§ **Short problem**:
Which lines below hold the word "seed"? Report each one.
++++ Exercise inputs
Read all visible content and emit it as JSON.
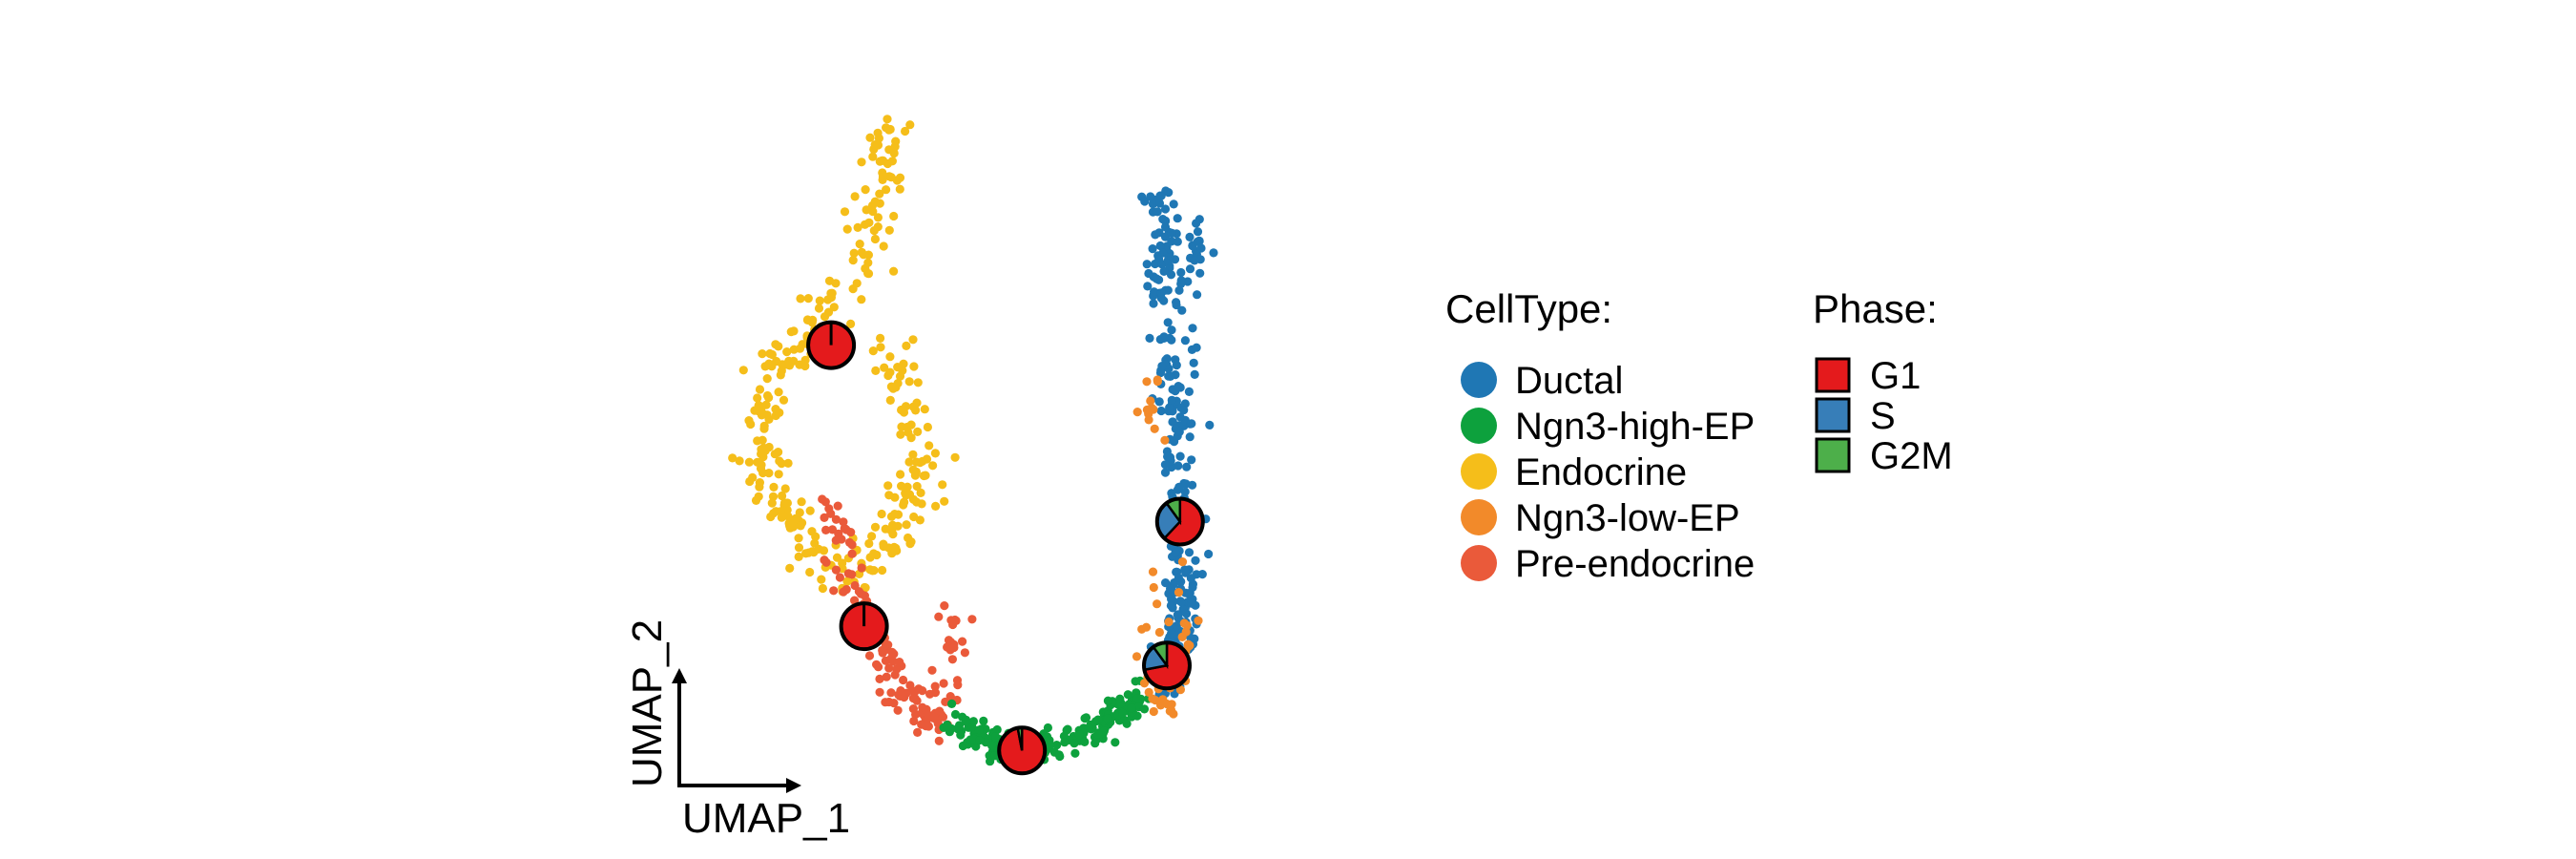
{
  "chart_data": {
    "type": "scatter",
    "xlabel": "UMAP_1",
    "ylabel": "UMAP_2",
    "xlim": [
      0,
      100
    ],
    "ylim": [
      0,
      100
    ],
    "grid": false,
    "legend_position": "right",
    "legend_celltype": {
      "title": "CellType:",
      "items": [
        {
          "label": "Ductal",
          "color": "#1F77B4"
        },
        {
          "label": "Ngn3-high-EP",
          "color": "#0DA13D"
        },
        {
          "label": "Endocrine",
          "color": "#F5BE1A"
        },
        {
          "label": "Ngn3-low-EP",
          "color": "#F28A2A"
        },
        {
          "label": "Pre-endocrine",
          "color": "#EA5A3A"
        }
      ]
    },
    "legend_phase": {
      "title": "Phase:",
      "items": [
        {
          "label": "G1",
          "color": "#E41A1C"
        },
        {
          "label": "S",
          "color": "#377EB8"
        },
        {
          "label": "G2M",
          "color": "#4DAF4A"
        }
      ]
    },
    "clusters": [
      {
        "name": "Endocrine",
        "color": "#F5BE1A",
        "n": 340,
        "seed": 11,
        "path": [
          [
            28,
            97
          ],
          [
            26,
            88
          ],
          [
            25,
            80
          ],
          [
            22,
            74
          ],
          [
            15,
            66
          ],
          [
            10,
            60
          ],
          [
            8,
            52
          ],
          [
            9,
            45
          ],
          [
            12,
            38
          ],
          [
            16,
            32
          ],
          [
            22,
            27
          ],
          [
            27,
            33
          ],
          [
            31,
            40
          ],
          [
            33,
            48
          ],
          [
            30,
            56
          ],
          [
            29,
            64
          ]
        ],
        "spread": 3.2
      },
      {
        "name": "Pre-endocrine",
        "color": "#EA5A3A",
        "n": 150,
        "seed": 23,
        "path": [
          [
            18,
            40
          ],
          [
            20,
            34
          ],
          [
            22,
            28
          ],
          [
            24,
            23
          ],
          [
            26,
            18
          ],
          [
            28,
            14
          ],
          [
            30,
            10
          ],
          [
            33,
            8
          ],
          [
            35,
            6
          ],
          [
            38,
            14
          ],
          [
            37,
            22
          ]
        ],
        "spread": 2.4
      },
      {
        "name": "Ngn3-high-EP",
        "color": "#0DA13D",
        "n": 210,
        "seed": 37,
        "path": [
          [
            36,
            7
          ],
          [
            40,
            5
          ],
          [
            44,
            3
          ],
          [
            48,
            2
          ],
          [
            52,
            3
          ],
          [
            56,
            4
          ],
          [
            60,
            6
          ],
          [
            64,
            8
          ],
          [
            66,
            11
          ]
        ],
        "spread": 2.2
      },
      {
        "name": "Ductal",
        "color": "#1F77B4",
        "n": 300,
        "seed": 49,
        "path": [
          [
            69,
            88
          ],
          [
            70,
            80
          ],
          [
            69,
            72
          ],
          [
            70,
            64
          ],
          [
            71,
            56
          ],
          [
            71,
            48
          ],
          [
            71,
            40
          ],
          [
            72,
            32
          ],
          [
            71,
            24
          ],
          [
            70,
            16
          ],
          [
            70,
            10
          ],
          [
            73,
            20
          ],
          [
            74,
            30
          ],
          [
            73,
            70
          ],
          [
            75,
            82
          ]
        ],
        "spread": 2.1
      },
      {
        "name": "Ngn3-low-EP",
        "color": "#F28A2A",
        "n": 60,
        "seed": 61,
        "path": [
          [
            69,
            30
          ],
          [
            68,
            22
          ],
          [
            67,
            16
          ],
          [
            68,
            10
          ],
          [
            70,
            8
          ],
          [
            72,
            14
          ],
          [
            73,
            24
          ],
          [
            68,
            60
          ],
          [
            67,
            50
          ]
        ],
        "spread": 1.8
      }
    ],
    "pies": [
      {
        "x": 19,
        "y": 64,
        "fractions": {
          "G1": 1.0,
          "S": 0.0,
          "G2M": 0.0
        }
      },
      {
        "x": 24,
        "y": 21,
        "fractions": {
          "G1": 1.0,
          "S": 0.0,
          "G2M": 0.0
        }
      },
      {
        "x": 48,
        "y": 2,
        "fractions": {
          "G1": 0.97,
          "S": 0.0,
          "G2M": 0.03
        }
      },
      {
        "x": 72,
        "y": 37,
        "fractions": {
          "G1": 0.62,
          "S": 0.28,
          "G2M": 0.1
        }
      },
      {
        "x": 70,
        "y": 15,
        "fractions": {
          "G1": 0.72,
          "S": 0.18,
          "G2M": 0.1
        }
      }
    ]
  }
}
++++++++
§ **Response below**:
        "seed": 11,
        "seed": 23,
        "seed": 37,
        "seed": 49,
        "seed": 61,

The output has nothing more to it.